Provided text
Anything else moron? Care to call me a lunatic again?
EugeneW March 29, 2022 at 14:37 #675172
Reply to I like sushi

Just read: the expression of genes.
EugeneW March 29, 2022 at 14:39 #675174
Quoting I like sushi
The fact that there are genes that correspond to psychopathic behaviour is OLD news. Very old news.


Yeah... Elementary preons are involved in genes too. Blame it on preons...
T Clark March 29, 2022 at 14:48 #675179
Reply to ithinkthereforeidontgiveaf

I read somewhere that there are languages which use the same word for "weakness" and "strength." Can't remember the source or which languages. It makes sense to me that our weaknesses are also our strengths.
I like sushi March 29, 2022 at 15:26 #675194
Reply to EugeneW Nonsense. There are genes related to psychopathy. This is a fact not a fiction.

You can do the research or keep spouting crap that will likely get you removed from this forum. Your choice.
I like sushi March 29, 2022 at 15:29 #675195
I guess I shouldn’t be surprised when the same person calls science ‘dogmatic’.
EugeneW March 29, 2022 at 15:30 #675196
Quoting I like sushi
You can do the research or keep spouting crap that will likely get you removed from this forum. Your choice.


Then where is the proof. The link you've shown clearly doesn't provide evidence isn't proof. It, very sneaky and thoughtfull, talks about expression. Just reoeating genes are involved doesn't actually involve them.
EugeneW March 29, 2022 at 15:31 #675197
Quoting I like sushi
I guess I shouldn’t be surprised when the same person calls science ‘dogmatic’.


What about the central dogma of molecular biology?

Tasks to perform
1. From the forum thread, set down the passage between "Just read: the" and "it on preons...", inclusive, word for word.
2. Using the forum thread, say whether each statement agrees with it. Answer yes or no, and quote the words that decide it.
(a) T Clark says he can't remember where he read about the languages.
(b) I like sushi says genes related to psychopathy are a fiction.
(c) EugeneW brings up the central dogma of molecular biology.
3. In the forum thread, which two meanings does T Clark say some languages express with the same word?

Supplied records
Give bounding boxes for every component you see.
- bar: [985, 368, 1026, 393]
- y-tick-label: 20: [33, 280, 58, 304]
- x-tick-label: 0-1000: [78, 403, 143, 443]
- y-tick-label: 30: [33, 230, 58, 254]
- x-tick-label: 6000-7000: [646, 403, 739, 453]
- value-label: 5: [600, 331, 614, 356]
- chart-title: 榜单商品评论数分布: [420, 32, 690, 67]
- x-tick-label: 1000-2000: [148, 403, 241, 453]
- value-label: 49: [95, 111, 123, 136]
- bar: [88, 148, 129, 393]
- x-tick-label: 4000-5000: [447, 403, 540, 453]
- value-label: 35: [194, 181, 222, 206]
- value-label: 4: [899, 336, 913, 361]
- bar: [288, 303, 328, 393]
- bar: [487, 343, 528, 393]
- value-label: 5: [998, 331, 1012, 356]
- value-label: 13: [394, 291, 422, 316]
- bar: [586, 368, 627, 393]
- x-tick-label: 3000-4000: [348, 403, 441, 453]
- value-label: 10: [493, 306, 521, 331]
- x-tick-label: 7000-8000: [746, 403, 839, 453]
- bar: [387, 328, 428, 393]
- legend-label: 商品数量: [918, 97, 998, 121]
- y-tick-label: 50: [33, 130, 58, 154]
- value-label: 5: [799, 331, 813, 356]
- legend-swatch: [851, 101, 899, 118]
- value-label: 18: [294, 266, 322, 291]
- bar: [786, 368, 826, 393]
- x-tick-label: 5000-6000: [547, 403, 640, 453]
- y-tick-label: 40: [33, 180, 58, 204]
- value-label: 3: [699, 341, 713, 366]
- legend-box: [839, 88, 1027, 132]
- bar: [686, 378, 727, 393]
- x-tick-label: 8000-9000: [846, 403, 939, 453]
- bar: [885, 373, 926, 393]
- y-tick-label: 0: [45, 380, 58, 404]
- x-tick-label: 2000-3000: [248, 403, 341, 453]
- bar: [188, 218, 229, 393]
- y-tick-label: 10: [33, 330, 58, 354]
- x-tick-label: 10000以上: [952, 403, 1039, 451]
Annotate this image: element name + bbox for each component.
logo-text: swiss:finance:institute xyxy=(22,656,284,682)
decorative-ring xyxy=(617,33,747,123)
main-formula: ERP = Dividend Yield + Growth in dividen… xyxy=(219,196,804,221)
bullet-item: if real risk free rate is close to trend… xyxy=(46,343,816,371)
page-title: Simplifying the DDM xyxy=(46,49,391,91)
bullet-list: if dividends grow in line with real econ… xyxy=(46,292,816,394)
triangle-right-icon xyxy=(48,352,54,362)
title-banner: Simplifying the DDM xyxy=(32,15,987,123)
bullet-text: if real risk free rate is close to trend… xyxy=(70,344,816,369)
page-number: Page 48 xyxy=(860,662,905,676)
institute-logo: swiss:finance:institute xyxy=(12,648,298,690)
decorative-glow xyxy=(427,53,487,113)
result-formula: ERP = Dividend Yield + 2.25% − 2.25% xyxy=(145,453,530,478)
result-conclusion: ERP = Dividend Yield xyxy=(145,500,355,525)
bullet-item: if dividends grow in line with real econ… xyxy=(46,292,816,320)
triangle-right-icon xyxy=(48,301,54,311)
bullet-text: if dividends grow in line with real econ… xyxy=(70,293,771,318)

Responses for each task
1.
Just read: the expression of genes.
EugeneW March 29, 2022 at 14:39 #675174
Quoting I like sushi
The fact that there are genes that correspond to psychopathic behaviour is OLD news. Very old news.


Yeah... Elementary preons are involved in genes too. Blame it on preons...

2.
(a) Yes: "Can't remember the source or which languages."
(b) No: "This is a fact not a fiction."
(c) Yes: "What about the central dogma of molecular biology?"

3. "Weakness" and "strength."